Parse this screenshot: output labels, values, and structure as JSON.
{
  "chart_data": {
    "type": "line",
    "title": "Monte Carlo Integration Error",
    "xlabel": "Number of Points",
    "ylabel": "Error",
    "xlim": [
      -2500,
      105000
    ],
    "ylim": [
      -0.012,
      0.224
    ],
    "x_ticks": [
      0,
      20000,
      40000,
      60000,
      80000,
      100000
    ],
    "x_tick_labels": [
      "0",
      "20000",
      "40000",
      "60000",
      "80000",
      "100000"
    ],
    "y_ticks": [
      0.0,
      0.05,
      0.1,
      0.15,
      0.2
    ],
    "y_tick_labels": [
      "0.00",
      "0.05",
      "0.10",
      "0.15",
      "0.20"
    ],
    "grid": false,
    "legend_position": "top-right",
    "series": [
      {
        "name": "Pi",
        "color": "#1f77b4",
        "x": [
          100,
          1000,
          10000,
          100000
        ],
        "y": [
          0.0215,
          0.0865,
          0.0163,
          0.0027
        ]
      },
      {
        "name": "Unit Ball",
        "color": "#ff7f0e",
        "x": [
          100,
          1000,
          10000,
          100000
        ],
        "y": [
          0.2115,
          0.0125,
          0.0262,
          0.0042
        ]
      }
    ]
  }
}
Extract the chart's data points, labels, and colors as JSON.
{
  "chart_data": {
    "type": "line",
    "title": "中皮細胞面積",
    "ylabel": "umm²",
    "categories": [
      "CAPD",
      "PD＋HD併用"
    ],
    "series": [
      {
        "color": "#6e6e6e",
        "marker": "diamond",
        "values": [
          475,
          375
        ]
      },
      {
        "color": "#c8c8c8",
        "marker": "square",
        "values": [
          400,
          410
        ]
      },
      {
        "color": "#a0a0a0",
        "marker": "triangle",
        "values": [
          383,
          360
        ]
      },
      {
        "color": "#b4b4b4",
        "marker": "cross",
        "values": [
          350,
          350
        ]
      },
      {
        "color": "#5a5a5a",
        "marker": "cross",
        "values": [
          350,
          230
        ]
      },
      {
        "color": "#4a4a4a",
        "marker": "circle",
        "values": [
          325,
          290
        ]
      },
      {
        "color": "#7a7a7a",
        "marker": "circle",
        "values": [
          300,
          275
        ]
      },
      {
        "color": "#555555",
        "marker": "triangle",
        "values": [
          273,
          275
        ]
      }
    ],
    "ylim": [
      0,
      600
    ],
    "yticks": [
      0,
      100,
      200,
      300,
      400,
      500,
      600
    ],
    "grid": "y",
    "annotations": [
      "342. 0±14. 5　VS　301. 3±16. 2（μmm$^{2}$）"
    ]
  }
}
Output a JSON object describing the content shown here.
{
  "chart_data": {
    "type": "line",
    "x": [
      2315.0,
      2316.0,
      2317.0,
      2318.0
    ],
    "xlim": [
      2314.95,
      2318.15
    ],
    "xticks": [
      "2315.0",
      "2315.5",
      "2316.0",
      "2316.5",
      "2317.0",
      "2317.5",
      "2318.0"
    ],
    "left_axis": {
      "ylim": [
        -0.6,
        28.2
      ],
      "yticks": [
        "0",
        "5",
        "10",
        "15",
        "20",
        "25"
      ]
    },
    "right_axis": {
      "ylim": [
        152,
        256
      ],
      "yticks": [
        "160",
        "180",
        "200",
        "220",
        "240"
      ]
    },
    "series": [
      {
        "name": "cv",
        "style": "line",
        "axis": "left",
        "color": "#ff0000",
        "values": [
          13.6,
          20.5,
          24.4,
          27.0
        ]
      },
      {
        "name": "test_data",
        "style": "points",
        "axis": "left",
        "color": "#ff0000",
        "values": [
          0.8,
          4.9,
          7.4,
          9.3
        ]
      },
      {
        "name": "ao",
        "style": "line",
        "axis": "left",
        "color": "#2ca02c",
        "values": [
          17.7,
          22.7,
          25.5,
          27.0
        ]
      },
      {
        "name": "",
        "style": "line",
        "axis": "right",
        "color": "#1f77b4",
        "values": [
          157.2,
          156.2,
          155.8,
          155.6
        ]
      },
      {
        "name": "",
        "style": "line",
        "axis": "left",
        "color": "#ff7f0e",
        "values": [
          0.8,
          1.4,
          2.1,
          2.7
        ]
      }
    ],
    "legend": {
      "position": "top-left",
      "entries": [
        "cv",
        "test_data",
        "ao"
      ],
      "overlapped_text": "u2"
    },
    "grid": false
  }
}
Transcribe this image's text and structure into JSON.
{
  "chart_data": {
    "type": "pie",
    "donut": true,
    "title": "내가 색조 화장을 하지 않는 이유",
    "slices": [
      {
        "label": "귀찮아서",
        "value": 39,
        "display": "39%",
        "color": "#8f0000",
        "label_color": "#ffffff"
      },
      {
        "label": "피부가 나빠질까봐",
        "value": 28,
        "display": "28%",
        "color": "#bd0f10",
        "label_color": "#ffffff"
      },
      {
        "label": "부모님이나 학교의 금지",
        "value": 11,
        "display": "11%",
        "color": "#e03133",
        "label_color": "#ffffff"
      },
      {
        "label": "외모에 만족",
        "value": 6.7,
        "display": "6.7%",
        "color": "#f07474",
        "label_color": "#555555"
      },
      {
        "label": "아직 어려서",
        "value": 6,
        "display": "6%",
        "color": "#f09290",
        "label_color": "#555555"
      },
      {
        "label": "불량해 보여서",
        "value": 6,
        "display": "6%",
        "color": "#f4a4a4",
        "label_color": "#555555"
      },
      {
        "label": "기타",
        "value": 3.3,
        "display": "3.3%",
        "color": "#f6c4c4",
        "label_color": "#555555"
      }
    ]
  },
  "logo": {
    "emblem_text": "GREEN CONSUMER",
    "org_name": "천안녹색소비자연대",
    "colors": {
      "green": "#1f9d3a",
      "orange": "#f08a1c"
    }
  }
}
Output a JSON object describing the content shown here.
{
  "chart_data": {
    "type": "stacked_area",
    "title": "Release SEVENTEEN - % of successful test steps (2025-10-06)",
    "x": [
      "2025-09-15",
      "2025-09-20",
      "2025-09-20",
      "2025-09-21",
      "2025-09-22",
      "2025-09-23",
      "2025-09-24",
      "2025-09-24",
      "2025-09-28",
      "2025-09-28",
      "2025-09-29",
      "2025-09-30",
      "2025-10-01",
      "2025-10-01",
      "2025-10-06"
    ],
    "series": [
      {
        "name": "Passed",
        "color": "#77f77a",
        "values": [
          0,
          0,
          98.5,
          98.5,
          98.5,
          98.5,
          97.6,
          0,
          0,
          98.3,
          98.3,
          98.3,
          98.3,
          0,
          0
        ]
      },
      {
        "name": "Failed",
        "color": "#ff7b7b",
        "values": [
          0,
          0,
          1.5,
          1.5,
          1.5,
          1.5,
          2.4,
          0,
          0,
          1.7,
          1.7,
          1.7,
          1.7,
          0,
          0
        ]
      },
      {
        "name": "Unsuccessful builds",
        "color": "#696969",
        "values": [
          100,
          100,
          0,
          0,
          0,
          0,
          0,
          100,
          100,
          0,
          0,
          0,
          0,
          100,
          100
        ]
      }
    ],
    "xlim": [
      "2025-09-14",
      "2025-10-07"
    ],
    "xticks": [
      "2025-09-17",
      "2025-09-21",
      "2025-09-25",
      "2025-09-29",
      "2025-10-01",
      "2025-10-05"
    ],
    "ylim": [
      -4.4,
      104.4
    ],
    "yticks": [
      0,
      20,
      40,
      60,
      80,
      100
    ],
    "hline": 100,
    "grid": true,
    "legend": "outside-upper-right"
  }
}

**Problem description**
Collect every line with the string "this" from the records, and copy each.

**The answer**
Parse this screenshot: output labels, values, and structure as JSON.
Transcribe this image's text and structure into JSON.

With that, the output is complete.